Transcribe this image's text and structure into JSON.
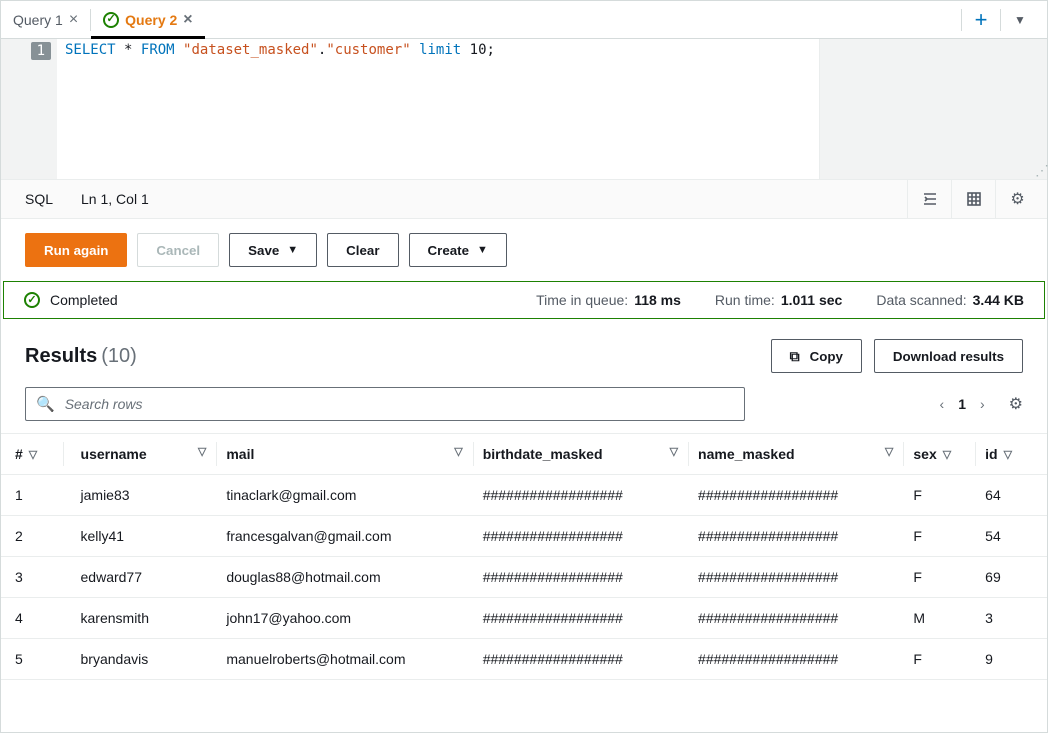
{
  "tabs": {
    "items": [
      {
        "label": "Query 1",
        "active": false,
        "status": null
      },
      {
        "label": "Query 2",
        "active": true,
        "status": "success"
      }
    ]
  },
  "editor": {
    "sql_tokens": [
      {
        "t": "SELECT",
        "c": "kw"
      },
      {
        "t": " ",
        "c": "op"
      },
      {
        "t": "*",
        "c": "op"
      },
      {
        "t": " ",
        "c": "op"
      },
      {
        "t": "FROM",
        "c": "kw"
      },
      {
        "t": " ",
        "c": "op"
      },
      {
        "t": "\"dataset_masked\"",
        "c": "str"
      },
      {
        "t": ".",
        "c": "op"
      },
      {
        "t": "\"customer\"",
        "c": "str"
      },
      {
        "t": " ",
        "c": "op"
      },
      {
        "t": "limit",
        "c": "kw"
      },
      {
        "t": " ",
        "c": "op"
      },
      {
        "t": "10",
        "c": "op"
      },
      {
        "t": ";",
        "c": "op"
      }
    ],
    "line_number": "1"
  },
  "statusbar": {
    "lang": "SQL",
    "pos": "Ln 1, Col 1"
  },
  "toolbar": {
    "run": "Run again",
    "cancel": "Cancel",
    "save": "Save",
    "clear": "Clear",
    "create": "Create"
  },
  "banner": {
    "status": "Completed",
    "queue_label": "Time in queue:",
    "queue_value": "118 ms",
    "runtime_label": "Run time:",
    "runtime_value": "1.011 sec",
    "scanned_label": "Data scanned:",
    "scanned_value": "3.44 KB"
  },
  "results": {
    "title": "Results",
    "count": "(10)",
    "copy": "Copy",
    "download": "Download results",
    "search_placeholder": "Search rows",
    "page": "1",
    "columns": [
      "#",
      "username",
      "mail",
      "birthdate_masked",
      "name_masked",
      "sex",
      "id"
    ],
    "rows": [
      {
        "n": "1",
        "username": "jamie83",
        "mail": "tinaclark@gmail.com",
        "bd": "##################",
        "nm": "##################",
        "sex": "F",
        "id": "64"
      },
      {
        "n": "2",
        "username": "kelly41",
        "mail": "francesgalvan@gmail.com",
        "bd": "##################",
        "nm": "##################",
        "sex": "F",
        "id": "54"
      },
      {
        "n": "3",
        "username": "edward77",
        "mail": "douglas88@hotmail.com",
        "bd": "##################",
        "nm": "##################",
        "sex": "F",
        "id": "69"
      },
      {
        "n": "4",
        "username": "karensmith",
        "mail": "john17@yahoo.com",
        "bd": "##################",
        "nm": "##################",
        "sex": "M",
        "id": "3"
      },
      {
        "n": "5",
        "username": "bryandavis",
        "mail": "manuelroberts@hotmail.com",
        "bd": "##################",
        "nm": "##################",
        "sex": "F",
        "id": "9"
      }
    ]
  }
}
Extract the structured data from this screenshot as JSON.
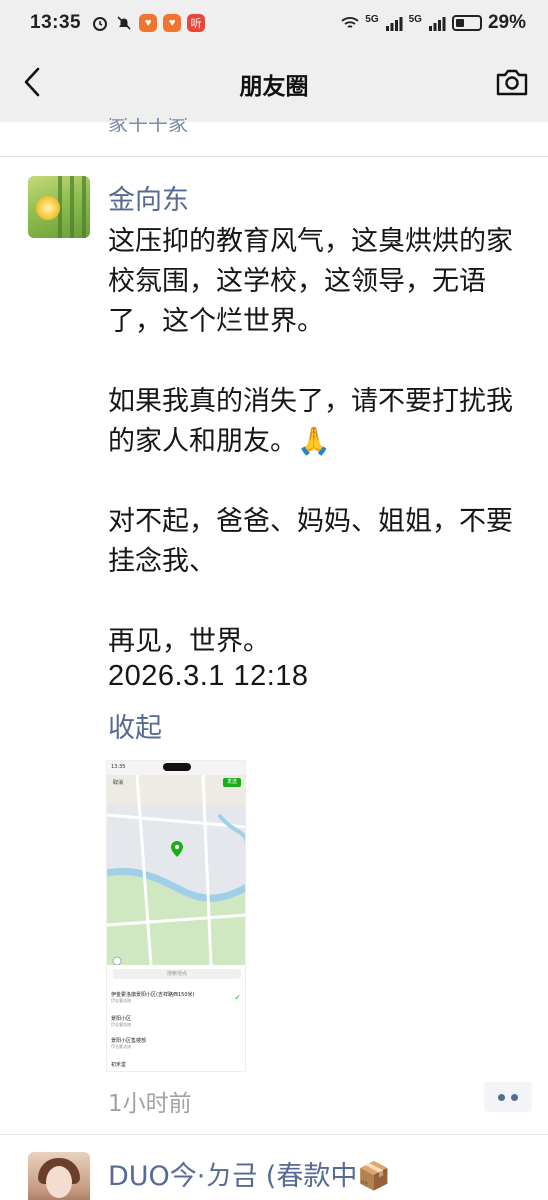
{
  "status_bar": {
    "time": "13:35",
    "network_a": "5G",
    "network_b": "5G",
    "battery": "29%",
    "battery_level": 0.29,
    "app_badge_text": "听"
  },
  "nav": {
    "title": "朋友圈",
    "back_icon": "chevron-left-icon",
    "camera_icon": "camera-icon"
  },
  "previous_post": {
    "cut_text": "家干干家"
  },
  "post": {
    "author": "金向东",
    "body": "这压抑的教育风气，这臭烘烘的家校氛围，这学校，这领导，无语了，这个烂世界。\n\n如果我真的消失了，请不要打扰我的家人和朋友。🙏\n\n对不起，爸爸、妈妈、姐姐，不要挂念我、\n\n再见，世界。",
    "timestamp": "2026.3.1  12:18",
    "collapse_label": "收起",
    "relative_time": "1小时前",
    "more_icon": "more-dots-icon",
    "map_screenshot": {
      "status_time": "13:35",
      "cancel": "取消",
      "send": "发送",
      "search_placeholder": "搜索地点",
      "items": [
        {
          "name": "伊金霍洛旗景阳小区(吉祥路西150米)",
          "sub": "伊金霍洛旗"
        },
        {
          "name": "景阳小区",
          "sub": "伊金霍洛旗"
        },
        {
          "name": "景阳小区售楼部",
          "sub": "伊金霍洛旗"
        },
        {
          "name": "初禾堂",
          "sub": ""
        }
      ]
    }
  },
  "next_post": {
    "author": "DUO今·ㄉ금 (春款中📦"
  },
  "colors": {
    "link": "#566b94",
    "bar_bg": "#efefef",
    "accent_green": "#1aad19"
  }
}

Goal:
Each record above must be returned exactly as written, with its pictures omitted.

Complete output:
Transcribe this image's text and structure into JSON.
{
  "tabs": {
    "items": [
      {
        "label": "Query 1",
        "active": false,
        "status": null
      },
      {
        "label": "Query 2",
        "active": true,
        "status": "success"
      }
    ]
  },
  "editor": {
    "sql_tokens": [
      {
        "t": "SELECT",
        "c": "kw"
      },
      {
        "t": " ",
        "c": "op"
      },
      {
        "t": "*",
        "c": "op"
      },
      {
        "t": " ",
        "c": "op"
      },
      {
        "t": "FROM",
        "c": "kw"
      },
      {
        "t": " ",
        "c": "op"
      },
      {
        "t": "\"dataset_masked\"",
        "c": "str"
      },
      {
        "t": ".",
        "c": "op"
      },
      {
        "t": "\"customer\"",
        "c": "str"
      },
      {
        "t": " ",
        "c": "op"
      },
      {
        "t": "limit",
        "c": "kw"
      },
      {
        "t": " ",
        "c": "op"
      },
      {
        "t": "10",
        "c": "op"
      },
      {
        "t": ";",
        "c": "op"
      }
    ],
    "line_number": "1"
  },
  "statusbar": {
    "lang": "SQL",
    "pos": "Ln 1, Col 1"
  },
  "toolbar": {
    "run": "Run again",
    "cancel": "Cancel",
    "save": "Save",
    "clear": "Clear",
    "create": "Create"
  },
  "banner": {
    "status": "Completed",
    "queue_label": "Time in queue:",
    "queue_value": "118 ms",
    "runtime_label": "Run time:",
    "runtime_value": "1.011 sec",
    "scanned_label": "Data scanned:",
    "scanned_value": "3.44 KB"
  },
  "results": {
    "title": "Results",
    "count": "(10)",
    "copy": "Copy",
    "download": "Download results",
    "search_placeholder": "Search rows",
    "page": "1",
    "columns": [
      "#",
      "username",
      "mail",
      "birthdate_masked",
      "name_masked",
      "sex",
      "id"
    ],
    "rows": [
      {
        "n": "1",
        "username": "jamie83",
        "mail": "tinaclark@gmail.com",
        "bd": "##################",
        "nm": "##################",
        "sex": "F",
        "id": "64"
      },
      {
        "n": "2",
        "username": "kelly41",
        "mail": "francesgalvan@gmail.com",
        "bd": "##################",
        "nm": "##################",
        "sex": "F",
        "id": "54"
      },
      {
        "n": "3",
        "username": "edward77",
        "mail": "douglas88@hotmail.com",
        "bd": "##################",
        "nm": "##################",
        "sex": "F",
        "id": "69"
      },
      {
        "n": "4",
        "username": "karensmith",
        "mail": "john17@yahoo.com",
        "bd": "##################",
        "nm": "##################",
        "sex": "M",
        "id": "3"
      },
      {
        "n": "5",
        "username": "bryandavis",
        "mail": "manuelroberts@hotmail.com",
        "bd": "##################",
        "nm": "##################",
        "sex": "F",
        "id": "9"
      }
    ]
  }
}
Extract the structured data from this screenshot as JSON.
{
  "status_bar": {
    "time": "13:35",
    "network_a": "5G",
    "network_b": "5G",
    "battery": "29%",
    "battery_level": 0.29,
    "app_badge_text": "听"
  },
  "nav": {
    "title": "朋友圈",
    "back_icon": "chevron-left-icon",
    "camera_icon": "camera-icon"
  },
  "previous_post": {
    "cut_text": "家干干家"
  },
  "post": {
    "author": "金向东",
    "body": "这压抑的教育风气，这臭烘烘的家校氛围，这学校，这领导，无语了，这个烂世界。\n\n如果我真的消失了，请不要打扰我的家人和朋友。🙏\n\n对不起，爸爸、妈妈、姐姐，不要挂念我、\n\n再见，世界。",
    "timestamp": "2026.3.1  12:18",
    "collapse_label": "收起",
    "relative_time": "1小时前",
    "more_icon": "more-dots-icon",
    "map_screenshot": {
      "status_time": "13:35",
      "cancel": "取消",
      "send": "发送",
      "search_placeholder": "搜索地点",
      "items": [
        {
          "name": "伊金霍洛旗景阳小区(吉祥路西150米)",
          "sub": "伊金霍洛旗"
        },
        {
          "name": "景阳小区",
          "sub": "伊金霍洛旗"
        },
        {
          "name": "景阳小区售楼部",
          "sub": "伊金霍洛旗"
        },
        {
          "name": "初禾堂",
          "sub": ""
        }
      ]
    }
  },
  "next_post": {
    "author": "DUO今·ㄉ금 (春款中📦"
  },
  "colors": {
    "link": "#566b94",
    "bar_bg": "#efefef",
    "accent_green": "#1aad19"
  }
}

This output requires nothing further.